--- BEGIN DATA ENTRIES ---

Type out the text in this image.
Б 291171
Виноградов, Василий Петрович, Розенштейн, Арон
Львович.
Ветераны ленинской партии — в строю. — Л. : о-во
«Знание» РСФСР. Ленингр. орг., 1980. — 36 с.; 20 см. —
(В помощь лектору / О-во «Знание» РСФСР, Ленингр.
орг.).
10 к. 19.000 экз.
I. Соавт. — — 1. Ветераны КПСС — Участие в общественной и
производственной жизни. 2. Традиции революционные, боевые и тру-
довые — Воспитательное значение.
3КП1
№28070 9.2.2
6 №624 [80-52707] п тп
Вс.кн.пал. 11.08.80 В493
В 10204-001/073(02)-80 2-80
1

--- END DATA ENTRIES ---

WHAT IS NEEDED
Which lines contain "Ленингр"? Copy each of them out.

OUTPUT FOR THIS TASK
«Знание» РСФСР. Ленингр. орг., 1980. — 36 с.; 20 см. —
(В помощь лектору / О-во «Знание» РСФСР, Ленингр.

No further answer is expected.